— start Records to use —
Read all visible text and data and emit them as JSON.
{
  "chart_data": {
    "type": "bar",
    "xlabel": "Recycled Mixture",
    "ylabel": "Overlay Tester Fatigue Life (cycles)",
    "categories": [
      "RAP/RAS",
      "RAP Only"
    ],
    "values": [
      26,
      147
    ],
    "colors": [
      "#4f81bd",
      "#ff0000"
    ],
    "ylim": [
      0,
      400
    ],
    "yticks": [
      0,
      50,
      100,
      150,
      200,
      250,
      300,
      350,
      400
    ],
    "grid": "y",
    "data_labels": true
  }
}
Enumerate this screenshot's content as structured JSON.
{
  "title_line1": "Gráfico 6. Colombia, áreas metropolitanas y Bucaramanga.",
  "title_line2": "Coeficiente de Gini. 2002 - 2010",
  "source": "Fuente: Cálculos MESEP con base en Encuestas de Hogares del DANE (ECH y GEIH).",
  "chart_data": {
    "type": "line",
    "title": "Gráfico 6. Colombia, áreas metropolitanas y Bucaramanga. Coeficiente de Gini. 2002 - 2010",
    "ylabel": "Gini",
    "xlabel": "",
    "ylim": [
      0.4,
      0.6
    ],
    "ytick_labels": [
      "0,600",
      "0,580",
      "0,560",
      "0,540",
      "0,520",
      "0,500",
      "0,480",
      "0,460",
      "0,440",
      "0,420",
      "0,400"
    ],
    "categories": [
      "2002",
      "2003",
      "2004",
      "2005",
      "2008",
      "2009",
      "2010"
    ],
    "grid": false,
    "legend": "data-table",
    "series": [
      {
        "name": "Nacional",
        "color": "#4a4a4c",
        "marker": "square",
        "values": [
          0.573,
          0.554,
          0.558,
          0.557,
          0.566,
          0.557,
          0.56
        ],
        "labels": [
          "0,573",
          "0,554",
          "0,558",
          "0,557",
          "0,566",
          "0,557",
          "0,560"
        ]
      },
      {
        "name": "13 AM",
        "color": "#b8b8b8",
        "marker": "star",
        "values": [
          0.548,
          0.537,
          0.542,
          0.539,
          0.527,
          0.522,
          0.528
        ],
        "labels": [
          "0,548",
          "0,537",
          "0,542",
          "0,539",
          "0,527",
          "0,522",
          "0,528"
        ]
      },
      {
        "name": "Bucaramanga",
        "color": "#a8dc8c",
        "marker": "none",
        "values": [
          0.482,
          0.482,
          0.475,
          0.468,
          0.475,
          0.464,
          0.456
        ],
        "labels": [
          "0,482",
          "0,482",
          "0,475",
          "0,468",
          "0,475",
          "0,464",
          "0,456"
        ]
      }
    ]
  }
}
— end Records to use —
— start Records to use —
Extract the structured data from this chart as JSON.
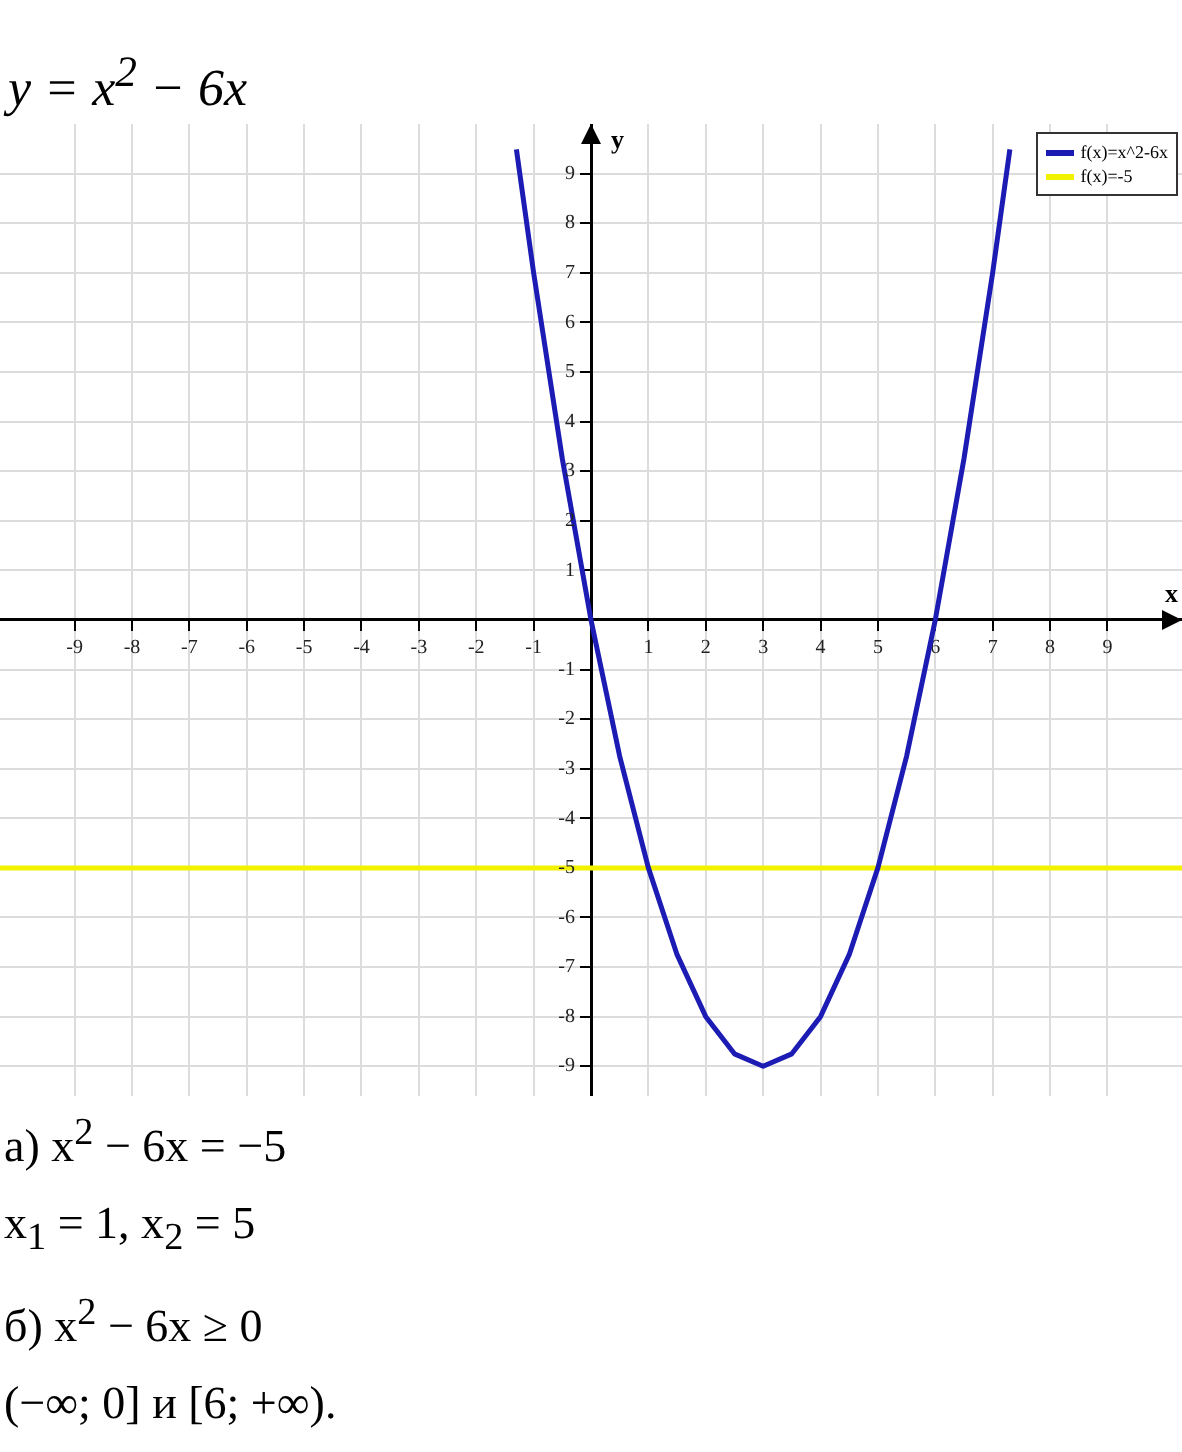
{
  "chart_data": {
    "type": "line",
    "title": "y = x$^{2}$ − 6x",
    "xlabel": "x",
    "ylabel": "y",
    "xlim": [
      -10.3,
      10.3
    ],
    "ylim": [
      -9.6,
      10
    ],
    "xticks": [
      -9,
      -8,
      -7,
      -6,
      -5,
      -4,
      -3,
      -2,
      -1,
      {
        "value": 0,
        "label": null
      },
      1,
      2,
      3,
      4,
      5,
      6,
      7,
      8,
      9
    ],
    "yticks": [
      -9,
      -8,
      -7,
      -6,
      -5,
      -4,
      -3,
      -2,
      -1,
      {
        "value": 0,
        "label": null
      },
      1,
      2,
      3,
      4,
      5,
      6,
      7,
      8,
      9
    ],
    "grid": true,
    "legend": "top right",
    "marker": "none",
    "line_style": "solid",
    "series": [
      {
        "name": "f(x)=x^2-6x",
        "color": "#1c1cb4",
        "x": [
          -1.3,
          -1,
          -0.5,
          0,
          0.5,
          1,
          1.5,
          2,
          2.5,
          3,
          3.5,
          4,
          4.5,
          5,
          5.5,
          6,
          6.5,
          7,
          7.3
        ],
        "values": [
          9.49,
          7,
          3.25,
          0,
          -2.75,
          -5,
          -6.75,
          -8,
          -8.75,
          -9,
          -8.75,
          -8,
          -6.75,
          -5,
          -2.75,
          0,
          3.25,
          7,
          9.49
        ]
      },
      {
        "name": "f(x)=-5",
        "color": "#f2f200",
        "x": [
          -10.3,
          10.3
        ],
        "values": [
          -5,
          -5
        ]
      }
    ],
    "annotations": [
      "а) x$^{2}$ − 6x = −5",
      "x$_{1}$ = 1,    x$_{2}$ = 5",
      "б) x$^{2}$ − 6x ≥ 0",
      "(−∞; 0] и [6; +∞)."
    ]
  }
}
— end Records to use —
— start Records to use —
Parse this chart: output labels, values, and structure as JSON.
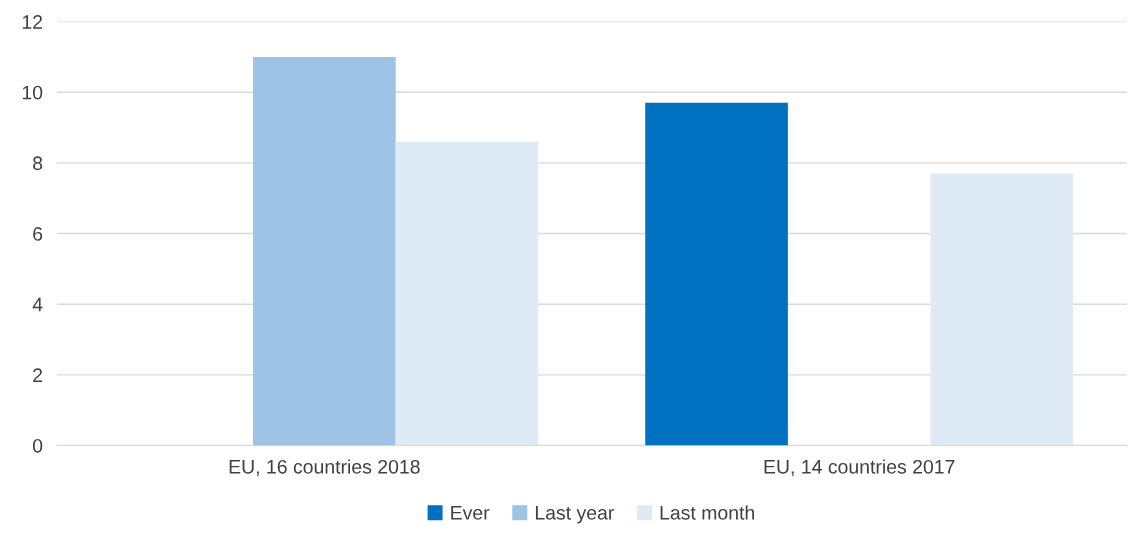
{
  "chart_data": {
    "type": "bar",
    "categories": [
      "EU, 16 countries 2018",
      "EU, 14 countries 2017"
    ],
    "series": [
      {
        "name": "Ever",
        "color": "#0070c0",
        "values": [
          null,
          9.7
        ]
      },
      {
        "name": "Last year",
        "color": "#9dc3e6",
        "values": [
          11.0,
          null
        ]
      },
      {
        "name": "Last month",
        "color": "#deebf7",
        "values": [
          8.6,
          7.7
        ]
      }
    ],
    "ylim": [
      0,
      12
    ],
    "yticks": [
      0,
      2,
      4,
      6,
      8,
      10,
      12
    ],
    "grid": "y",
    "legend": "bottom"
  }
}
— end Records to use —
Aim of the exercise. Look through the entries above and report the number of lines that contain "this". Write only the number.

Final result. 3